TASK TO COMPLETE
Where the line holding "Parse this screenshot: output" appears, start copying, and continue exactly through the last line of the listing, skipping pictures.

Dataset records:
#####

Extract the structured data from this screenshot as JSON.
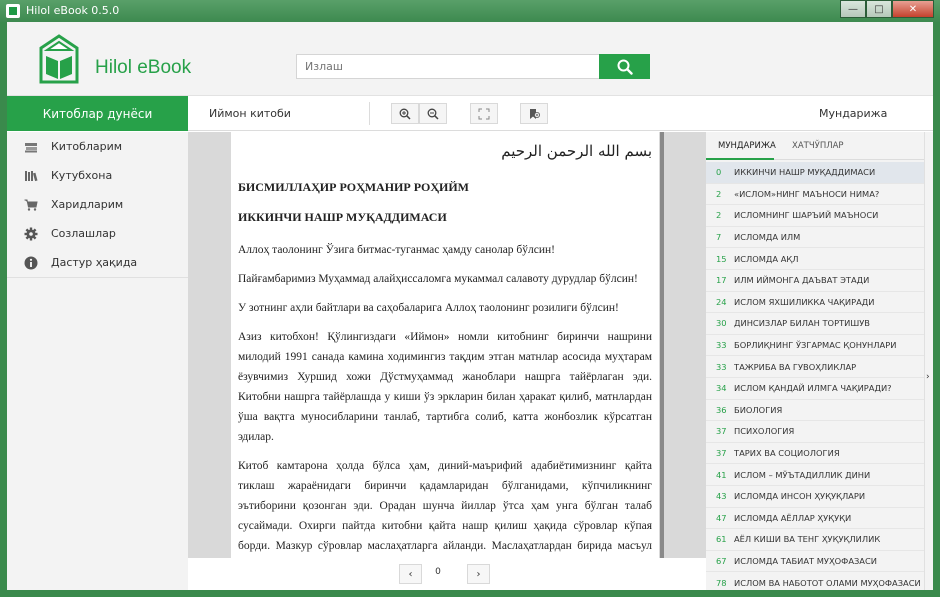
{
  "window": {
    "title": "Hilol eBook 0.5.0",
    "minimize": "—",
    "maximize": "□",
    "close": "✕"
  },
  "header": {
    "logo_text": "Hilol eBook",
    "search_placeholder": "Излаш"
  },
  "nav": {
    "section": "Китоблар дунёси",
    "book_title": "Иймон китоби",
    "contents_title": "Мундарижа"
  },
  "sidebar": {
    "items": [
      {
        "label": "Китобларим",
        "icon": "books-icon"
      },
      {
        "label": "Кутубхона",
        "icon": "library-icon"
      },
      {
        "label": "Харидларим",
        "icon": "cart-icon"
      },
      {
        "label": "Созлашлар",
        "icon": "gear-icon"
      },
      {
        "label": "Дастур ҳақида",
        "icon": "info-icon"
      }
    ]
  },
  "page": {
    "basmala": "بسم الله الرحمن الرحيم",
    "heading1": "БИСМИЛЛАҲИР РОҲМАНИР РОҲИЙМ",
    "heading2": "ИККИНЧИ НАШР МУҚАДДИМАСИ",
    "p1": "Аллоҳ таолонинг Ўзига битмас-туганмас ҳамду санолар бўлсин!",
    "p2": "Пайғамбаримиз Муҳаммад алайҳиссаломга мукаммал салавоту дурудлар бўлсин!",
    "p3": "У зотнинг аҳли байтлари ва саҳобаларига Аллоҳ таолонинг розилиги бўлсин!",
    "p4": "Азиз китобхон! Қўлингиздаги «Иймон» номли китобнинг биринчи нашрини милодий 1991 санада камина ходимингиз тақдим этган матнлар асосида муҳтарам ёзувчимиз Хуршид хожи Дўстмуҳаммад жанoблари нашрга тайёрлаган эди. Китобни нашрга тайёрлашда у киши ўз эркларин билан ҳаракат қилиб, матнлардан ўша вақтга муносибларини танлаб, тартибга солиб, катта жонбозлик кўрсатган эдилар.",
    "p5": "Китоб камтарона ҳолда бўлса ҳам, диний-маърифий адабиётимизнинг қайта тиклаш жараёнидаги биринчи қадамларидан бўлганидами, кўпчиликнинг эътиборини қозонган эди. Орадан шунча йиллар ўтса ҳам унга бўлган талаб сусаймади. Охирги пайтда китобни қайта нашр қилиш ҳақида сўровлар кўпая борди. Мазкур сўровлар маслаҳатларга айланди. Маслаҳатлардан бирида масъул вазифадор биродарлардан бирлари агар қайта нашр нияти бўлса, муқаддимани ўзгартириш лозимлигини таъкидладилар."
  },
  "pager": {
    "prev": "‹",
    "page": "0",
    "next": "›"
  },
  "contents": {
    "tab_toc": "МУНДАРИЖА",
    "tab_bookmarks": "ХАТЧЎПЛАР",
    "items": [
      {
        "num": "0",
        "title": "ИККИНЧИ НАШР МУҚАДДИМАСИ"
      },
      {
        "num": "2",
        "title": "«ИСЛОМ»НИНГ МАЪНОСИ НИМА?"
      },
      {
        "num": "2",
        "title": "ИСЛОМНИНГ ШАРЪИЙ МАЪНОСИ"
      },
      {
        "num": "7",
        "title": "ИСЛОМДА ИЛМ"
      },
      {
        "num": "15",
        "title": "ИСЛОМДА АҚЛ"
      },
      {
        "num": "17",
        "title": "ИЛМ ИЙМОНГА ДАЪВАТ ЭТАДИ"
      },
      {
        "num": "24",
        "title": "ИСЛОМ ЯХШИЛИККА ЧАҚИРАДИ"
      },
      {
        "num": "30",
        "title": "ДИНСИЗЛАР БИЛАН ТОРТИШУВ"
      },
      {
        "num": "33",
        "title": "БОРЛИҚНИНГ ЎЗГАРМАС ҚОНУНЛАРИ"
      },
      {
        "num": "33",
        "title": "ТАЖРИБА ВА ГУВОҲЛИКЛАР"
      },
      {
        "num": "34",
        "title": "ИСЛОМ ҚАНДАЙ ИЛМГА ЧАҚИРАДИ?"
      },
      {
        "num": "36",
        "title": "БИОЛОГИЯ"
      },
      {
        "num": "37",
        "title": "ПСИХОЛОГИЯ"
      },
      {
        "num": "37",
        "title": "ТАРИХ ВА СОЦИОЛОГИЯ"
      },
      {
        "num": "41",
        "title": "ИСЛОМ – МЎЪТАДИЛЛИК ДИНИ"
      },
      {
        "num": "43",
        "title": "ИСЛОМДА ИНСОН ҲУҚУҚЛАРИ"
      },
      {
        "num": "47",
        "title": "ИСЛОМДА АЁЛЛАР ҲУҚУҚИ"
      },
      {
        "num": "61",
        "title": "АЁЛ КИШИ ВА ТЕНГ ҲУҚУҚЛИЛИК"
      },
      {
        "num": "67",
        "title": "ИСЛОМДА ТАБИАТ МУҲОФАЗАСИ"
      },
      {
        "num": "78",
        "title": "ИСЛОМ ВА НАБОТОТ ОЛАМИ МУҲОФАЗАСИ"
      }
    ]
  },
  "colors": {
    "accent": "#27a149",
    "titlebar": "#3d8a4f"
  }
}
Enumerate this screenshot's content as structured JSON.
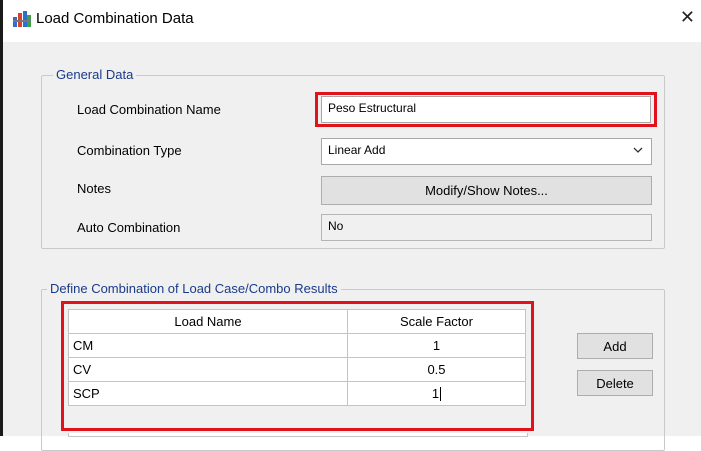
{
  "window": {
    "title": "Load Combination Data",
    "close_glyph": "✕"
  },
  "general": {
    "group_title": "General Data",
    "name_label": "Load Combination Name",
    "name_value": "Peso Estructural",
    "type_label": "Combination Type",
    "type_value": "Linear Add",
    "notes_label": "Notes",
    "notes_button": "Modify/Show Notes...",
    "auto_label": "Auto Combination",
    "auto_value": "No"
  },
  "define": {
    "group_title": "Define Combination of Load Case/Combo Results",
    "columns": [
      "Load Name",
      "Scale Factor"
    ],
    "rows": [
      {
        "name": "CM",
        "scale": "1"
      },
      {
        "name": "CV",
        "scale": "0.5"
      },
      {
        "name": "SCP",
        "scale": "1"
      }
    ],
    "add_button": "Add",
    "delete_button": "Delete"
  },
  "colors": {
    "highlight": "#e0121b",
    "group_title": "#1a3a8a",
    "dialog_bg": "#f0f0f0"
  },
  "icons": {
    "app": "etabs-app-icon",
    "dropdown": "chevron-down-icon",
    "close": "close-icon"
  }
}
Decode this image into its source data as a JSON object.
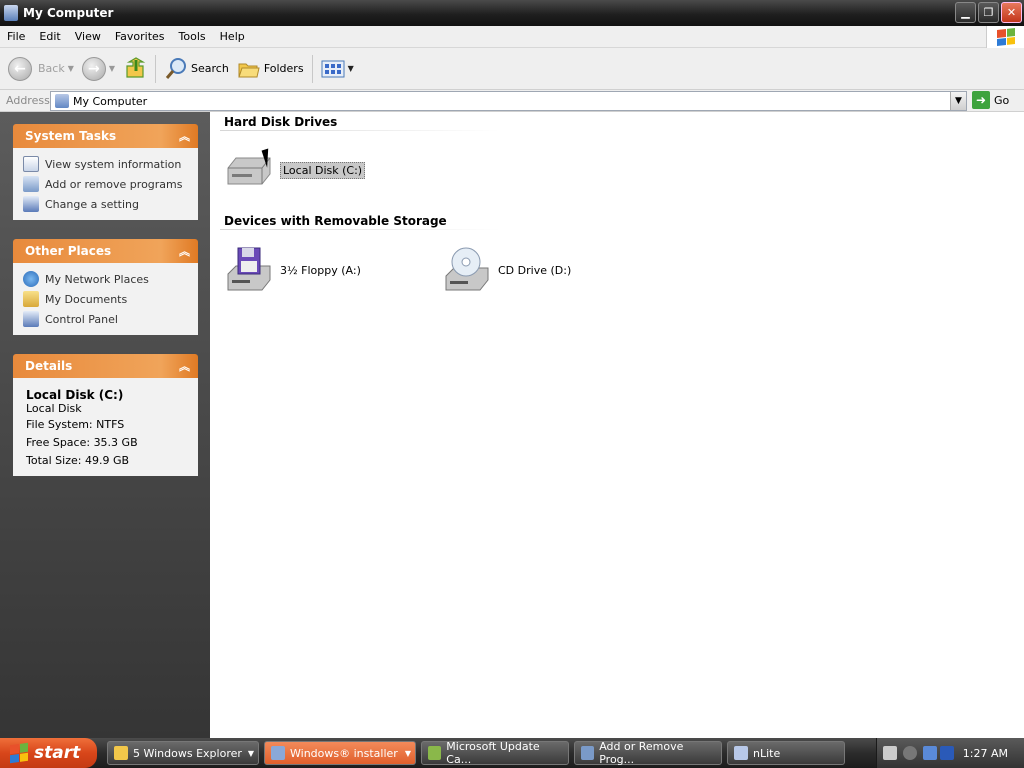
{
  "window": {
    "title": "My Computer"
  },
  "menu": [
    "File",
    "Edit",
    "View",
    "Favorites",
    "Tools",
    "Help"
  ],
  "toolbar": {
    "back": "Back",
    "search": "Search",
    "folders": "Folders"
  },
  "address": {
    "label": "Address",
    "value": "My Computer",
    "go": "Go"
  },
  "sidebar": {
    "system_tasks": {
      "title": "System Tasks",
      "items": [
        "View system information",
        "Add or remove programs",
        "Change a setting"
      ]
    },
    "other_places": {
      "title": "Other Places",
      "items": [
        "My Network Places",
        "My Documents",
        "Control Panel"
      ]
    },
    "details": {
      "title": "Details",
      "name": "Local Disk (C:)",
      "type": "Local Disk",
      "file_system": "File System: NTFS",
      "free_space": "Free Space: 35.3 GB",
      "total_size": "Total Size: 49.9 GB"
    }
  },
  "content": {
    "hard_disk_header": "Hard Disk Drives",
    "local_disk": "Local Disk (C:)",
    "removable_header": "Devices with Removable Storage",
    "floppy": "3½ Floppy (A:)",
    "cd": "CD Drive (D:)"
  },
  "taskbar": {
    "start": "start",
    "tasks": [
      "5 Windows Explorer",
      "Windows® installer",
      "Microsoft Update Ca...",
      "Add or Remove Prog...",
      "nLite"
    ],
    "clock": "1:27 AM"
  },
  "colors": {
    "panel_header": "#e88a3c",
    "sidebar": "#4a4a4a",
    "start": "#d8461a"
  }
}
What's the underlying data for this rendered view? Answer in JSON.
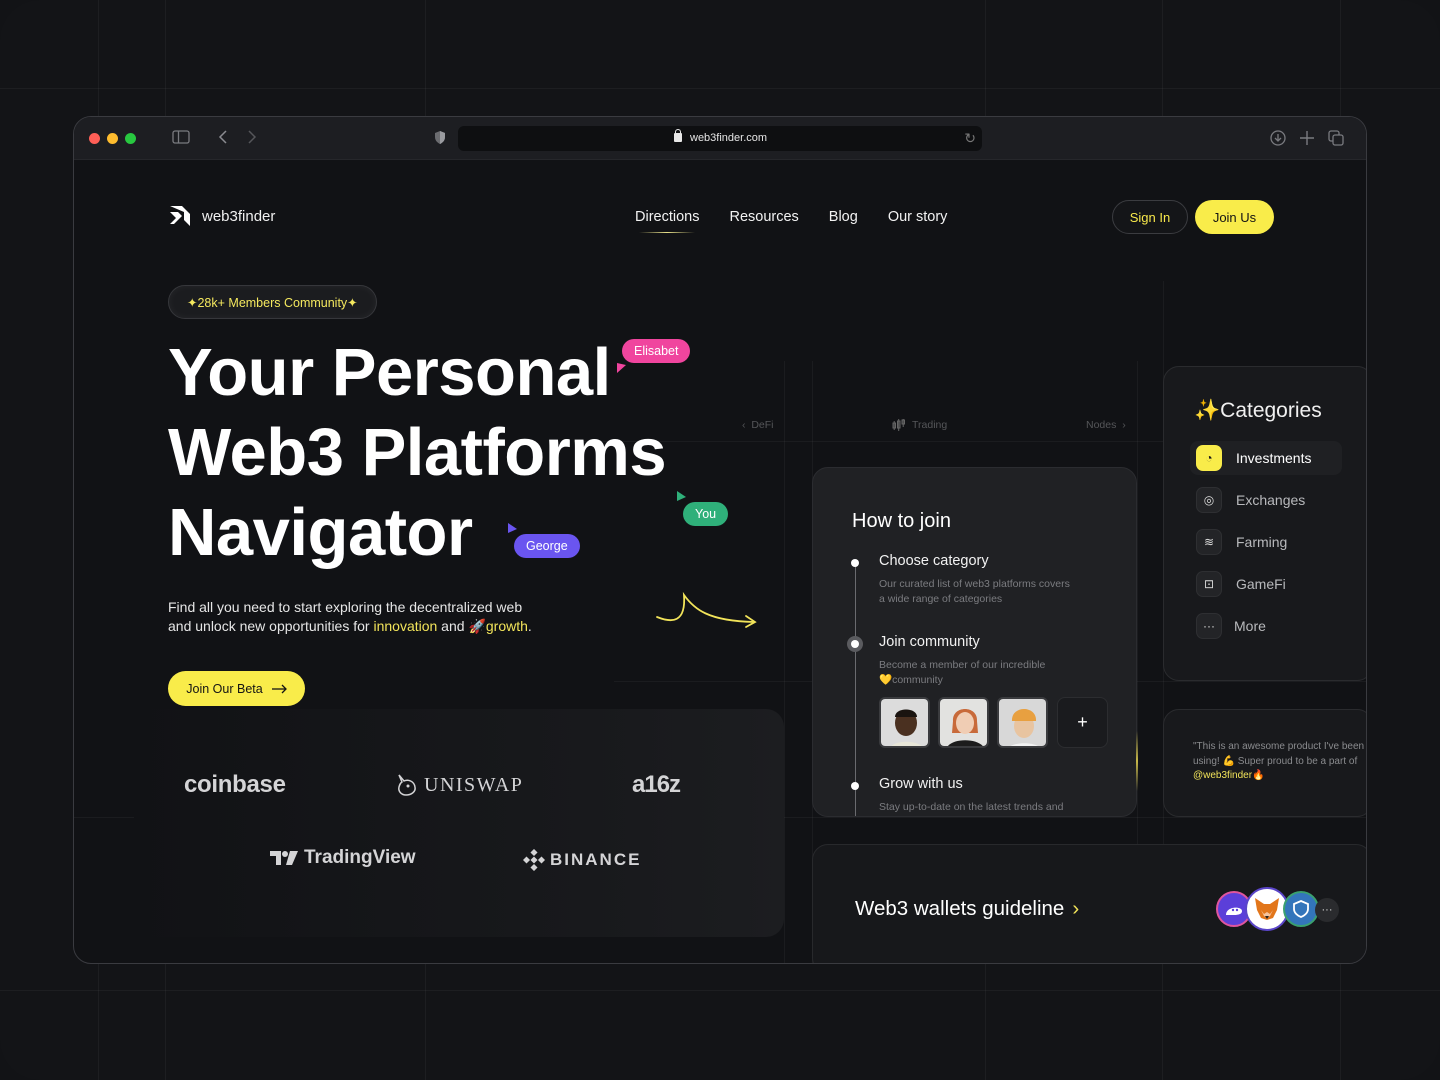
{
  "browser": {
    "url": "web3finder.com",
    "icons": [
      "sidebar-icon",
      "back-icon",
      "forward-icon",
      "shield-icon",
      "lock-icon",
      "reload-icon",
      "download-icon",
      "new-tab-icon",
      "tabs-overview-icon"
    ]
  },
  "site": {
    "logo_text": "web3finder",
    "nav": [
      {
        "label": "Directions",
        "active": true
      },
      {
        "label": "Resources"
      },
      {
        "label": "Blog"
      },
      {
        "label": "Our story"
      }
    ],
    "sign_in": "Sign In",
    "join_us": "Join Us"
  },
  "hero": {
    "badge": "✦28k+ Members Community✦",
    "title_lines": [
      "Your Personal",
      "Web3 Platforms",
      "Navigator"
    ],
    "desc_line1": "Find all you need to start exploring the decentralized web",
    "desc_line2_a": "and unlock new opportunities for ",
    "desc_line2_hl1": "innovation",
    "desc_line2_b": " and ",
    "desc_line2_emoji": "🚀",
    "desc_line2_hl2": "growth",
    "desc_line2_c": ".",
    "cta": "Join Our Beta",
    "cursors": [
      {
        "name": "Elisabet",
        "color": "#f0459e"
      },
      {
        "name": "You",
        "color": "#2fb07a"
      },
      {
        "name": "George",
        "color": "#6a55f0"
      }
    ]
  },
  "partners": {
    "coinbase": "coinbase",
    "uniswap": "UNISWAP",
    "a16z": "a16z",
    "tradingview": "TradingView",
    "binance": "BINANCE"
  },
  "carousel_tabs": {
    "prev": "DeFi",
    "current": "Trading",
    "next": "Nodes"
  },
  "how_to_join": {
    "title": "How to join",
    "steps": [
      {
        "title": "Choose category",
        "desc1": "Our curated list of web3 platforms covers",
        "desc2": "a wide range of categories"
      },
      {
        "title": "Join community",
        "desc1": "Become a member of our incredible",
        "desc2": "💛community"
      },
      {
        "title": "Grow with us",
        "desc1": "Stay up-to-date on the latest trends and",
        "desc2": ""
      }
    ],
    "add_label": "+"
  },
  "categories": {
    "title": "✨Categories",
    "items": [
      {
        "label": "Investments",
        "icon": "pie-chart-icon",
        "active": true
      },
      {
        "label": "Exchanges",
        "icon": "coins-icon"
      },
      {
        "label": "Farming",
        "icon": "stack-coins-icon"
      },
      {
        "label": "GameFi",
        "icon": "gamepad-icon"
      },
      {
        "label": "More",
        "icon": "more-icon"
      }
    ]
  },
  "testimonial": {
    "line1": "\"This is an awesome product I've been",
    "line2": "using! 💪 Super proud to be a part of",
    "handle": "@web3finder",
    "emoji": "🔥"
  },
  "wallets": {
    "title": "Web3 wallets guideline",
    "chevron": "›",
    "more": "···",
    "colors": {
      "phantom": "#5b3fd9",
      "metamask": "#f5841f",
      "trust": "#3375bb"
    }
  },
  "colors": {
    "accent": "#f9ec4a",
    "bg": "#111215",
    "card": "#202124"
  }
}
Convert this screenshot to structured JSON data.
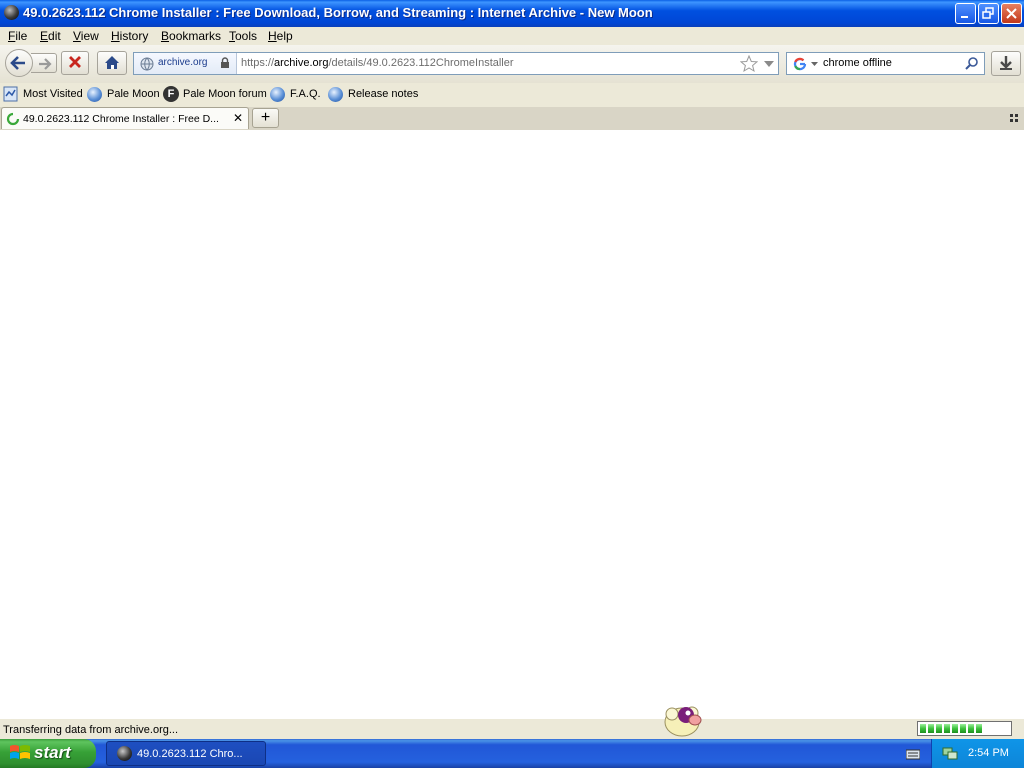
{
  "window": {
    "title": "49.0.2623.112 Chrome Installer : Free Download, Borrow, and Streaming : Internet Archive - New Moon"
  },
  "menu": {
    "items": [
      {
        "label": "File",
        "accel": "F",
        "rest": "ile"
      },
      {
        "label": "Edit",
        "accel": "E",
        "rest": "dit"
      },
      {
        "label": "View",
        "accel": "V",
        "rest": "iew"
      },
      {
        "label": "History",
        "accel": "H",
        "rest": "istory"
      },
      {
        "label": "Bookmarks",
        "accel": "B",
        "rest": "ookmarks"
      },
      {
        "label": "Tools",
        "accel": "T",
        "rest": "ools"
      },
      {
        "label": "Help",
        "accel": "H",
        "rest": "elp"
      }
    ]
  },
  "navbar": {
    "identity": "archive.org",
    "url_prefix": "https://",
    "url_domain": "archive.org",
    "url_path": "/details/49.0.2623.112ChromeInstaller",
    "search_value": "chrome offline"
  },
  "bookmarks": {
    "items": [
      "Most Visited",
      "Pale Moon",
      "Pale Moon forum",
      "F.A.Q.",
      "Release notes"
    ]
  },
  "tabs": {
    "active_label": "49.0.2623.112 Chrome Installer : Free D...",
    "close_glyph": "✕",
    "new_tab_glyph": "+"
  },
  "status": {
    "text": "Transferring data from archive.org...",
    "progress_fraction": 0.78
  },
  "taskbar": {
    "start_label": "start",
    "task_label": "49.0.2623.112 Chro...",
    "clock": "2:54 PM"
  },
  "colors": {
    "titlebar": "#0050e0",
    "taskbar": "#2561de",
    "start_green": "#37a137",
    "progress_green": "#3cc23c"
  }
}
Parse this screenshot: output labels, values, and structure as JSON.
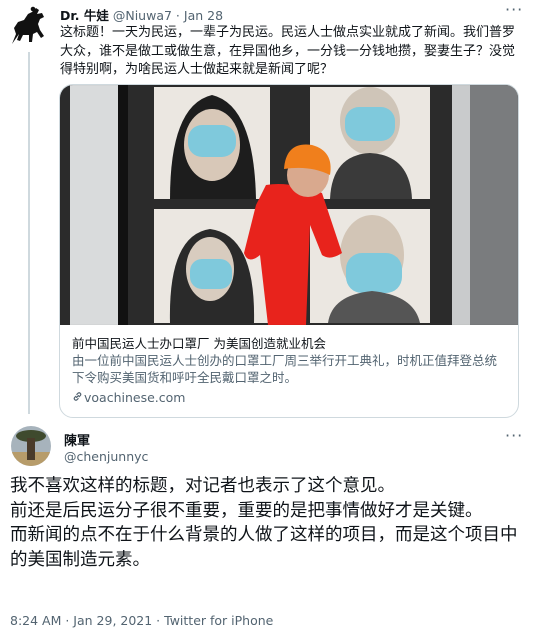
{
  "tweet1": {
    "name": "Dr. 牛娃",
    "handle": "@Niuwa7",
    "separator": "·",
    "date": "Jan 28",
    "more": "···",
    "text": "这标题！一天为民运，一辈子为民运。民运人士做点实业就成了新闻。我们普罗大众，谁不是做工或做生意，在异国他乡，一分钱一分钱地攒，娶妻生子？没觉得特别啊，为啥民运人士做起来就是新闻了呢？",
    "card": {
      "title": "前中国民运人士办口罩厂 为美国创造就业机会",
      "description": "由一位前中国民运人士创办的口罩工厂周三举行开工典礼，时机正值拜登总统下令购买美国货和呼吁全民戴口罩之时。",
      "link_icon": "link-icon",
      "domain": "voachinese.com"
    }
  },
  "tweet2": {
    "name": "陳軍",
    "handle": "@chenjunnyc",
    "more": "···",
    "lines": [
      "我不喜欢这样的标题，对记者也表示了这个意见。",
      "前还是后民运分子很不重要，重要的是把事情做好才是关键。",
      "而新闻的点不在于什么背景的人做了这样的项目，而是这个项目中的美国制造元素。"
    ],
    "meta": "8:24 AM · Jan 29, 2021 · Twitter for iPhone"
  },
  "colors": {
    "text": "#0f1419",
    "secondary": "#536471",
    "border": "#cfd9de",
    "mask": "#7fc9dc",
    "runner_shirt": "#e8231c",
    "runner_hat": "#f07f1c"
  }
}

#####

SOLUTION FOR THIS EXERCISE
Parse this screenshot: output labels, values, and structure as JSON.
{
  "tweet1": {
    "name": "Dr. 牛娃",
    "handle": "@Niuwa7",
    "separator": "·",
    "date": "Jan 28",
    "more": "···",
    "text": "这标题！一天为民运，一辈子为民运。民运人士做点实业就成了新闻。我们普罗大众，谁不是做工或做生意，在异国他乡，一分钱一分钱地攒，娶妻生子？没觉得特别啊，为啥民运人士做起来就是新闻了呢？",
    "card": {
      "title": "前中国民运人士办口罩厂 为美国创造就业机会",
      "description": "由一位前中国民运人士创办的口罩工厂周三举行开工典礼，时机正值拜登总统下令购买美国货和呼吁全民戴口罩之时。",
      "link_icon": "link-icon",
      "domain": "voachinese.com"
    }
  },
  "tweet2": {
    "name": "陳軍",
    "handle": "@chenjunnyc",
    "more": "···",
    "lines": [
      "我不喜欢这样的标题，对记者也表示了这个意见。",
      "前还是后民运分子很不重要，重要的是把事情做好才是关键。",
      "而新闻的点不在于什么背景的人做了这样的项目，而是这个项目中的美国制造元素。"
    ],
    "meta": "8:24 AM · Jan 29, 2021 · Twitter for iPhone"
  },
  "colors": {
    "text": "#0f1419",
    "secondary": "#536471",
    "border": "#cfd9de",
    "mask": "#7fc9dc",
    "runner_shirt": "#e8231c",
    "runner_hat": "#f07f1c"
  }
}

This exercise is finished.